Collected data
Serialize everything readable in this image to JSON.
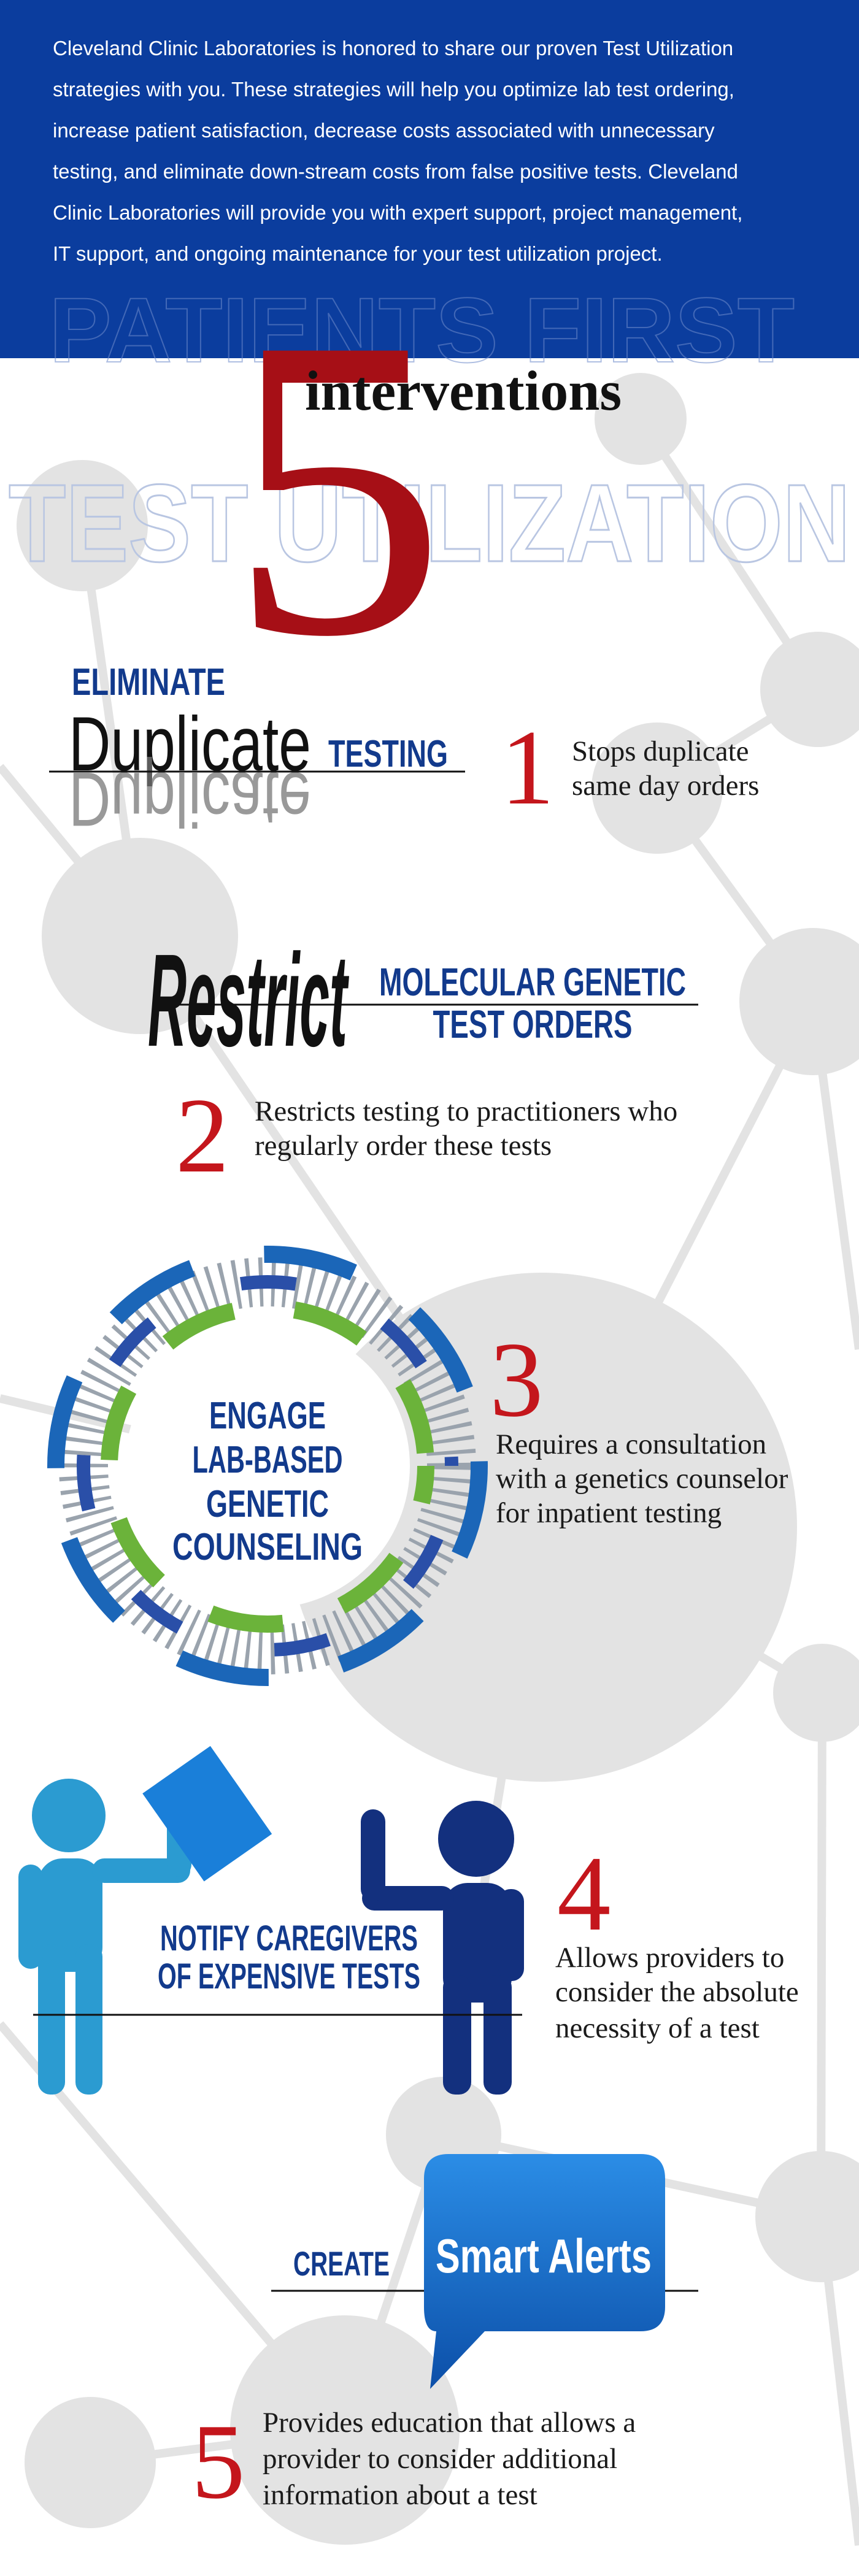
{
  "intro": [
    "Cleveland Clinic Laboratories is honored to share our proven Test Utilization",
    "strategies with you. These strategies will help you optimize lab test ordering,",
    "increase patient satisfaction, decrease costs associated with unnecessary",
    "testing, and eliminate down-stream costs from false positive tests. Cleveland",
    "Clinic Laboratories will provide you with expert support, project management,",
    "IT support, and ongoing maintenance for your test utilization project."
  ],
  "watermarks": [
    "PATIENTS FIRST",
    "TEST UTILIZATION"
  ],
  "headline": {
    "number": "5",
    "word": "interventions"
  },
  "interventions": [
    {
      "number": "1",
      "headings": [
        "ELIMINATE",
        "Duplicate",
        "TESTING"
      ],
      "description": [
        "Stops duplicate",
        "same day orders"
      ]
    },
    {
      "number": "2",
      "headings": [
        "Restrict",
        "MOLECULAR GENETIC",
        "TEST ORDERS"
      ],
      "description": [
        "Restricts testing to practitioners who",
        "regularly order these tests"
      ]
    },
    {
      "number": "3",
      "headings": [
        "ENGAGE",
        "LAB-BASED",
        "GENETIC",
        "COUNSELING"
      ],
      "description": [
        "Requires a consultation",
        "with a genetics counselor",
        "for inpatient testing"
      ]
    },
    {
      "number": "4",
      "headings": [
        "NOTIFY CAREGIVERS",
        "OF EXPENSIVE TESTS"
      ],
      "description": [
        "Allows providers to",
        "consider the absolute",
        "necessity of a test"
      ]
    },
    {
      "number": "5",
      "headings": [
        "CREATE",
        "Smart Alerts"
      ],
      "description": [
        "Provides education that allows a",
        "provider to consider additional",
        "information about a test"
      ]
    }
  ]
}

Directions: All of the data above should be transcribed verbatim, with pictures omitted.

Answer to this problem:
Serialize everything readable in this image to JSON.
{
  "intro": [
    "Cleveland Clinic Laboratories is honored to share our proven Test Utilization",
    "strategies with you. These strategies will help you optimize lab test ordering,",
    "increase patient satisfaction, decrease costs associated with unnecessary",
    "testing, and eliminate down-stream costs from false positive tests. Cleveland",
    "Clinic Laboratories will provide you with expert support, project management,",
    "IT support, and ongoing maintenance for your test utilization project."
  ],
  "watermarks": [
    "PATIENTS FIRST",
    "TEST UTILIZATION"
  ],
  "headline": {
    "number": "5",
    "word": "interventions"
  },
  "interventions": [
    {
      "number": "1",
      "headings": [
        "ELIMINATE",
        "Duplicate",
        "TESTING"
      ],
      "description": [
        "Stops duplicate",
        "same day orders"
      ]
    },
    {
      "number": "2",
      "headings": [
        "Restrict",
        "MOLECULAR GENETIC",
        "TEST ORDERS"
      ],
      "description": [
        "Restricts testing to practitioners who",
        "regularly order these tests"
      ]
    },
    {
      "number": "3",
      "headings": [
        "ENGAGE",
        "LAB-BASED",
        "GENETIC",
        "COUNSELING"
      ],
      "description": [
        "Requires a consultation",
        "with a genetics counselor",
        "for inpatient testing"
      ]
    },
    {
      "number": "4",
      "headings": [
        "NOTIFY CAREGIVERS",
        "OF EXPENSIVE TESTS"
      ],
      "description": [
        "Allows providers to",
        "consider the absolute",
        "necessity of a test"
      ]
    },
    {
      "number": "5",
      "headings": [
        "CREATE",
        "Smart Alerts"
      ],
      "description": [
        "Provides education that allows a",
        "provider to consider additional",
        "information about a test"
      ]
    }
  ]
}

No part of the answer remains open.